**Task statement:**
Below is a listing. Gather each line of it that contains "name".

**Supplied records:**
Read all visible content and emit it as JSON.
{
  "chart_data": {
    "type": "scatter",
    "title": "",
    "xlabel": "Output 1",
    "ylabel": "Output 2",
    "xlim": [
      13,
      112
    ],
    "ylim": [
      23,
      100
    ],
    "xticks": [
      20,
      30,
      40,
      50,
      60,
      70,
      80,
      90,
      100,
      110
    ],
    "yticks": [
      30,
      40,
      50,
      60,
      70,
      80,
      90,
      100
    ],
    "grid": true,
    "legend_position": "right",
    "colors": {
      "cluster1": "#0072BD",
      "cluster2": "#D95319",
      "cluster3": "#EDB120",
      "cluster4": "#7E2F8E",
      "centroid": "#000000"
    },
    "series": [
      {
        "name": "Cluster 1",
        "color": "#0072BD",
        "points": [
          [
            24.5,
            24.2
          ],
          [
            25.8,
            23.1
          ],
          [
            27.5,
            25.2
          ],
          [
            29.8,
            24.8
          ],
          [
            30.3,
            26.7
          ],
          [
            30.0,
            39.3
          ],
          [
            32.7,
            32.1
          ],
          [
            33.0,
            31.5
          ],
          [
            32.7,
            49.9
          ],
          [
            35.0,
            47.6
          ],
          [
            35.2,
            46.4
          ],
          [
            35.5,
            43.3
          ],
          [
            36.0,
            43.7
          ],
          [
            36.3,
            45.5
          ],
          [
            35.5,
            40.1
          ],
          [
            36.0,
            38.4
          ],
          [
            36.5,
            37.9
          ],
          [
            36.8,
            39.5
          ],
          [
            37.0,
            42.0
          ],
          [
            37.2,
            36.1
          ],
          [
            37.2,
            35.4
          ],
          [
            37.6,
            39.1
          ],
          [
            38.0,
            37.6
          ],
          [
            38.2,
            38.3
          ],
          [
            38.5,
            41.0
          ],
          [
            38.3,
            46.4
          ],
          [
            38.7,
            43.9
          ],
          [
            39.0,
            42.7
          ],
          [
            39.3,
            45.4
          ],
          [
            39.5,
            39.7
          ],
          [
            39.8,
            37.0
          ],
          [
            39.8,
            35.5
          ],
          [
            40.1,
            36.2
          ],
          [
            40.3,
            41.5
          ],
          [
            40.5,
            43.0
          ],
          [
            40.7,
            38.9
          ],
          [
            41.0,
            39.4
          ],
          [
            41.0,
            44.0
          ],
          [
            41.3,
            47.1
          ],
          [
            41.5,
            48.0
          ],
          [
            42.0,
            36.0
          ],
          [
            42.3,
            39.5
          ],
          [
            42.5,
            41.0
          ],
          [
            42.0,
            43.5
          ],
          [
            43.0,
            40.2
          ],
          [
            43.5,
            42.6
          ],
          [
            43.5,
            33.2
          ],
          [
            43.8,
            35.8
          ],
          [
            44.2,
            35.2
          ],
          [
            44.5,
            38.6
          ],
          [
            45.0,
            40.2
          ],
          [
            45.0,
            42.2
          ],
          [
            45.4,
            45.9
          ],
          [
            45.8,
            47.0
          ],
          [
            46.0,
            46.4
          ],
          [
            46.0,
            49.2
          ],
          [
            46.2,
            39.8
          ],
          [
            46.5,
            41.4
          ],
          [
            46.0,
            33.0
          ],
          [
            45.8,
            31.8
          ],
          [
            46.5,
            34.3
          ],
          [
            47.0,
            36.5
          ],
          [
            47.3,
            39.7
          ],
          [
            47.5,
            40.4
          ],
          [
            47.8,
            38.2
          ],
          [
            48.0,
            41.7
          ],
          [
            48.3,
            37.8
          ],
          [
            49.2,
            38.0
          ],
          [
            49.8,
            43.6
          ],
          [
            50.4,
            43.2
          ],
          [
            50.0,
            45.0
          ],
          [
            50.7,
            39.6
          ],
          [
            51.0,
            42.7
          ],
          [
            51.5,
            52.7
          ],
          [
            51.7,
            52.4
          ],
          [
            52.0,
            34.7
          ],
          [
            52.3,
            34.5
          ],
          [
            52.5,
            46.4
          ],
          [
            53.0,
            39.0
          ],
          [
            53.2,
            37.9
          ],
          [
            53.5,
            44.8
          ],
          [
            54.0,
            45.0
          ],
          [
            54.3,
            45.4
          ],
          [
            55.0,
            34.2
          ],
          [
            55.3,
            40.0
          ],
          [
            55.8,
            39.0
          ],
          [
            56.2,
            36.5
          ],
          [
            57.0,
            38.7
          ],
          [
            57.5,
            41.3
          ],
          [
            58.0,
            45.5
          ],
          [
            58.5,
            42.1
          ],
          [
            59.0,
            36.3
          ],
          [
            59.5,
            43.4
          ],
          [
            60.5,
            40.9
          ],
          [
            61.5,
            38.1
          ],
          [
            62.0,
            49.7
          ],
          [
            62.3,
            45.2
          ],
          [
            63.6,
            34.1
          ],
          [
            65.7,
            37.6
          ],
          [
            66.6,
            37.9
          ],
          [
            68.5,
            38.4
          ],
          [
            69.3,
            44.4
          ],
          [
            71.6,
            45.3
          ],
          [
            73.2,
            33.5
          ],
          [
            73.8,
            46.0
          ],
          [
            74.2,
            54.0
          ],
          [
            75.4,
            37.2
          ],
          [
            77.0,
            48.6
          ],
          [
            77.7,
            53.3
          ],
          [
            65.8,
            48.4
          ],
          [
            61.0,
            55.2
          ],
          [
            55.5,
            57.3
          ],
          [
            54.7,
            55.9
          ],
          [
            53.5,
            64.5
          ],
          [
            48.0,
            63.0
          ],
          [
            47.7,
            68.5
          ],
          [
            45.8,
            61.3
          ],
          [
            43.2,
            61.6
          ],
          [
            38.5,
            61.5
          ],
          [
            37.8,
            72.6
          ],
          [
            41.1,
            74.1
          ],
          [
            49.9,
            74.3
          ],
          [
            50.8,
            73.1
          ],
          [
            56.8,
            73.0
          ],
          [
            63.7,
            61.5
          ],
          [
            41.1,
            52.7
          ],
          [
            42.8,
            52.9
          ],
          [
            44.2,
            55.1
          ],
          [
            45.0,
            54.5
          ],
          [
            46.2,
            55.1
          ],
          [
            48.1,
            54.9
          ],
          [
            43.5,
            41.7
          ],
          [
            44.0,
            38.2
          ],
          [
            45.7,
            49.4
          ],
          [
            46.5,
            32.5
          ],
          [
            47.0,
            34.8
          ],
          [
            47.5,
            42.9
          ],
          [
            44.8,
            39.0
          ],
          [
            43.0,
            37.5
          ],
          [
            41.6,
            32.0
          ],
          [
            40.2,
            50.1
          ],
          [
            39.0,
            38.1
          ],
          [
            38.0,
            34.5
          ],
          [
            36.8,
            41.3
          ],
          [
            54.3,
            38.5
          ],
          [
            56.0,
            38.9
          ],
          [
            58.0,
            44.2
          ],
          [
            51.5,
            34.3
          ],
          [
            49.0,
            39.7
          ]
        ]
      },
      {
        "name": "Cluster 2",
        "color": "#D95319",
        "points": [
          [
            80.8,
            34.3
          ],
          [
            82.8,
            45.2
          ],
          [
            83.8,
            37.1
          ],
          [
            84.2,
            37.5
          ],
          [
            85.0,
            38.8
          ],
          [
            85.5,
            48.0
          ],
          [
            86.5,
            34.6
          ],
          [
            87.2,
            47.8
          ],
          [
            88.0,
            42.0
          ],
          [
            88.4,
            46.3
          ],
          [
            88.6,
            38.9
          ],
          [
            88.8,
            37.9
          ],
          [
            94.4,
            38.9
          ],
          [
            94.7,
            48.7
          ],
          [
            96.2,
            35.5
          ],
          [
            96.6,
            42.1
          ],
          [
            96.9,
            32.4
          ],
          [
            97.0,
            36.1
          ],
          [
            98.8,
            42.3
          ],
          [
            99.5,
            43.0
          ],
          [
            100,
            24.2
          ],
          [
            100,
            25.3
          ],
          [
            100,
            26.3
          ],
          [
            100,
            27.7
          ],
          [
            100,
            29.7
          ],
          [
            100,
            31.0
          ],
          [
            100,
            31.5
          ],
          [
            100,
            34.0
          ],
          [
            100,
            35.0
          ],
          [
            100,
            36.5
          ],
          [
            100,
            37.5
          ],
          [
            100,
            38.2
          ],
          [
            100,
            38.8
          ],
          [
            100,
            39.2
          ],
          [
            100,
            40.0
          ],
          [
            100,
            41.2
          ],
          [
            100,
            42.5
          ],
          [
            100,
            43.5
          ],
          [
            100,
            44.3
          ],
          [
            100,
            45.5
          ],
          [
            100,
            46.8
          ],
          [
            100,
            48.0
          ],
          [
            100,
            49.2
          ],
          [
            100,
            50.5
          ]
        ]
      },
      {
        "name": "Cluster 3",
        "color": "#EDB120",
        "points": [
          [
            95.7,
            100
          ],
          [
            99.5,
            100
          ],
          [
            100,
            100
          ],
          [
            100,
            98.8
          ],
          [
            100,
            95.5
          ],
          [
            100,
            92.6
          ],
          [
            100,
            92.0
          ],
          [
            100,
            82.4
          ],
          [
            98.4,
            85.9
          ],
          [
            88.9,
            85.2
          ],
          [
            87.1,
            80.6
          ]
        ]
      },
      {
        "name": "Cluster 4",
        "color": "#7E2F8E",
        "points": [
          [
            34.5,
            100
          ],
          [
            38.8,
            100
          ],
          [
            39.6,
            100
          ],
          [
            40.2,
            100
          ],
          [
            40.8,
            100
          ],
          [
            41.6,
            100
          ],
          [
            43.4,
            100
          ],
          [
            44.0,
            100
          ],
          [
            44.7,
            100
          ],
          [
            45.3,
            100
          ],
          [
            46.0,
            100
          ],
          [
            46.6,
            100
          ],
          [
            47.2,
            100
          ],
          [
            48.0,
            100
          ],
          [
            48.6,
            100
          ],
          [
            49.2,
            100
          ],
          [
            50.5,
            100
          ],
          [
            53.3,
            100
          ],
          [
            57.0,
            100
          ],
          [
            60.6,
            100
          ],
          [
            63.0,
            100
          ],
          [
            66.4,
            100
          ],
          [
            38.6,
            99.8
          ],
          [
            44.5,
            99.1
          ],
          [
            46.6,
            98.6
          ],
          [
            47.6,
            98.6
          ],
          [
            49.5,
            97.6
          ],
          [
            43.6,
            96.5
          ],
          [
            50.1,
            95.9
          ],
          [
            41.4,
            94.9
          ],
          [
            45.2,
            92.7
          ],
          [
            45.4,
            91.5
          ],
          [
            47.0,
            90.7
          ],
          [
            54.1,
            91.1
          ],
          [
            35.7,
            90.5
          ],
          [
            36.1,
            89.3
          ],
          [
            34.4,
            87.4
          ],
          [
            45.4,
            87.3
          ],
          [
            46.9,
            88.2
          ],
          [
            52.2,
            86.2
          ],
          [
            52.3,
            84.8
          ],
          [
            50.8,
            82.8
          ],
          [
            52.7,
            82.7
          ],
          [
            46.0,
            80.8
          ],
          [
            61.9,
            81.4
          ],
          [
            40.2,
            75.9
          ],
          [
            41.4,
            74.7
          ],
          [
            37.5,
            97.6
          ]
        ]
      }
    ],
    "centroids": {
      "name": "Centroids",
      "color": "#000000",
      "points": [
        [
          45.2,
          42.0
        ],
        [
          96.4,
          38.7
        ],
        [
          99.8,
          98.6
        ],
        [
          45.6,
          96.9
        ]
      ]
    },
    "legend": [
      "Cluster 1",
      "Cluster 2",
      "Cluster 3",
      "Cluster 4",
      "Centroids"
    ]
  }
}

**Exercise solution:**
        "name": "Cluster 1",
        "name": "Cluster 2",
        "name": "Cluster 3",
        "name": "Cluster 4",
      "name": "Centroids",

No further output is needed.